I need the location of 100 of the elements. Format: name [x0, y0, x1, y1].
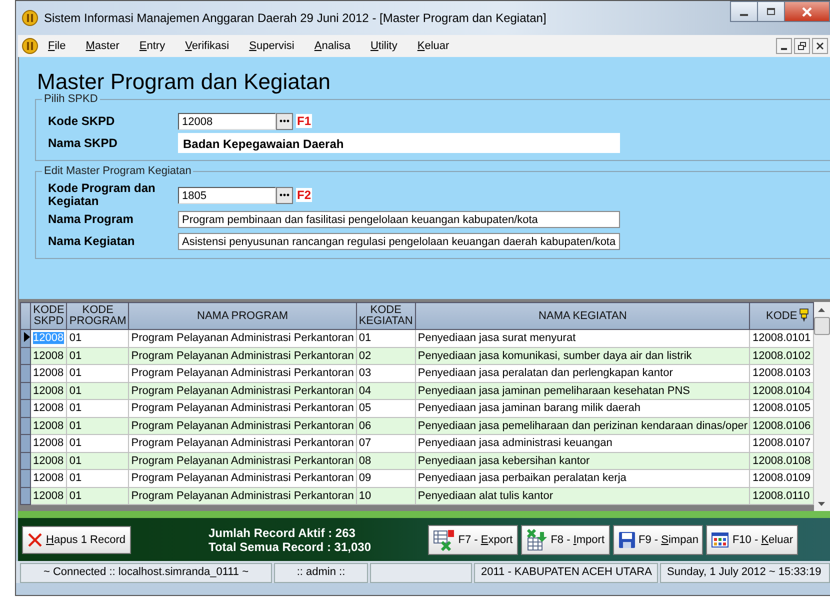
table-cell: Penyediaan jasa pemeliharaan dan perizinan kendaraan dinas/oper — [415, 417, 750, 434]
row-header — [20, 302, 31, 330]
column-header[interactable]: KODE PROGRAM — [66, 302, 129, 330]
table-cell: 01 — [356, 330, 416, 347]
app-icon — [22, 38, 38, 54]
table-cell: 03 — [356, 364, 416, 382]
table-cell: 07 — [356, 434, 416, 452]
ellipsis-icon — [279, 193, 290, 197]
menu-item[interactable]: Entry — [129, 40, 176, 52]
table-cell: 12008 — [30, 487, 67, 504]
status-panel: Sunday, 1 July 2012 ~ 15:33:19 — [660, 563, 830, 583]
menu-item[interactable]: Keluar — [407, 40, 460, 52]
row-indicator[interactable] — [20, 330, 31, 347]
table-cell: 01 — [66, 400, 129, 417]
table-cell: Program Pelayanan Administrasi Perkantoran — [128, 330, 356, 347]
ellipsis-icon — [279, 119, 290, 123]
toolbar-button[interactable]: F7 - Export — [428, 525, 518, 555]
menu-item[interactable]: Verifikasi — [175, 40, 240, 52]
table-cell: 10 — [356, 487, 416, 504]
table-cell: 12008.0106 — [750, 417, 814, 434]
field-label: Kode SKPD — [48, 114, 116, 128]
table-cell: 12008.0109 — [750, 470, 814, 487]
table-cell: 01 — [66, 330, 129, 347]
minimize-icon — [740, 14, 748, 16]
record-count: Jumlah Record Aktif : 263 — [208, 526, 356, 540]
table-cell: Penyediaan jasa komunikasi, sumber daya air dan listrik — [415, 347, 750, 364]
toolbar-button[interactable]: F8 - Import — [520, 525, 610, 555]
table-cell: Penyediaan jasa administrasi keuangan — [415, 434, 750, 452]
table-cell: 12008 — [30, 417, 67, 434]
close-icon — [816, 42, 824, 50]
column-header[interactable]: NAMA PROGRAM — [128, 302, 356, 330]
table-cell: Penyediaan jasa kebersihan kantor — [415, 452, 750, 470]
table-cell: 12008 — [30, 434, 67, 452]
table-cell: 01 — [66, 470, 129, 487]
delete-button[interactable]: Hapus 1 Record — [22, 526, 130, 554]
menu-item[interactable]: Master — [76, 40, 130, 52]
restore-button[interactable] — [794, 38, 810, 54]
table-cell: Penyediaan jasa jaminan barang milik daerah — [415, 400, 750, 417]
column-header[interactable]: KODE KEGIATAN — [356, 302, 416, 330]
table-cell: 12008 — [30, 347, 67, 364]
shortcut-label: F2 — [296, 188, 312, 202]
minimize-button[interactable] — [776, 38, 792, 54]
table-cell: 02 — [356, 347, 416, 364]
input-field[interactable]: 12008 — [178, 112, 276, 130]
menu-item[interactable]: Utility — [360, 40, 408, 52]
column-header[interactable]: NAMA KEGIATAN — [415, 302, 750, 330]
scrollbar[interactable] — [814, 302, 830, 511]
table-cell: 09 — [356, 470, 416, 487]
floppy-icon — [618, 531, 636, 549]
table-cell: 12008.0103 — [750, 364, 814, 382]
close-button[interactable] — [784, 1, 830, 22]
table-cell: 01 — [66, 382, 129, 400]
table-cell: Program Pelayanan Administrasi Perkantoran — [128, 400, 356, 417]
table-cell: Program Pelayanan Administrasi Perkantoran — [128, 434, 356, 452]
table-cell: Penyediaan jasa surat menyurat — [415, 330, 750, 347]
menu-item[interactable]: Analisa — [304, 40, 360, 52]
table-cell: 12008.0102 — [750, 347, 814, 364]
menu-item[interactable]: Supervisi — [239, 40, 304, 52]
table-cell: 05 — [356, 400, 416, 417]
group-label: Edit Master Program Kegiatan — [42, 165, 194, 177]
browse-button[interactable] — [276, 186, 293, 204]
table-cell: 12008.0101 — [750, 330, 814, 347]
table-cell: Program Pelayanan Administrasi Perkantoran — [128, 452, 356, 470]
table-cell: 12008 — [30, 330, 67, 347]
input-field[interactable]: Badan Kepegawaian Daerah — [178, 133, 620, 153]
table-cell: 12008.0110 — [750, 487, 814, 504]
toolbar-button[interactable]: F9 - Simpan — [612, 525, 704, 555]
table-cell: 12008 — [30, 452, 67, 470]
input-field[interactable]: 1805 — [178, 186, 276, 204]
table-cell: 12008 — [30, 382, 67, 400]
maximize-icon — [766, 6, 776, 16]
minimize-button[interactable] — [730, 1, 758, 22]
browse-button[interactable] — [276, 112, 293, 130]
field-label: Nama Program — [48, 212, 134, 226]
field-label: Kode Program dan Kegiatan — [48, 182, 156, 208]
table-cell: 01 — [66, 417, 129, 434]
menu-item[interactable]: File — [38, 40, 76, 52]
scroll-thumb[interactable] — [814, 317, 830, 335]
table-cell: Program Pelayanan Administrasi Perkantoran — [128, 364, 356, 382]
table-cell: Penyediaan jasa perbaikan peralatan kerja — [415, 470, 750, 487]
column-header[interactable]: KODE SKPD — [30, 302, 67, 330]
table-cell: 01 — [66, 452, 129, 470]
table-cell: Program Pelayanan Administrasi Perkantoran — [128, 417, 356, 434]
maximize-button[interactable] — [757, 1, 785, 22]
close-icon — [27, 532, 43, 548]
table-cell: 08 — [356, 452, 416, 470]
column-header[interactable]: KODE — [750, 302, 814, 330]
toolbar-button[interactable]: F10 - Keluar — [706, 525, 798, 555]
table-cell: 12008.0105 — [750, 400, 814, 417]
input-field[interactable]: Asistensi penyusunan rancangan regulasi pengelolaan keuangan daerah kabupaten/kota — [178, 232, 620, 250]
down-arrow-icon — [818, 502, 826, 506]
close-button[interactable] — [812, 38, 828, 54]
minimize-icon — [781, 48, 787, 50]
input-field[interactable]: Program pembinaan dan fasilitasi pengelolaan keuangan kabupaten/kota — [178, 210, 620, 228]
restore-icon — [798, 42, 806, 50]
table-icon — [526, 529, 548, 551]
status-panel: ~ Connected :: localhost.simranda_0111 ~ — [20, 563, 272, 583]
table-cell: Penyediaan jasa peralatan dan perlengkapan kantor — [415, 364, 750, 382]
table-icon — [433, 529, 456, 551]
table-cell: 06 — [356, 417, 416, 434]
++++++++
### EXERCISE AIM
Count how many lines in the entries above contain the string "toolbar". Reply with the number only.

### FULL SOLUTION
4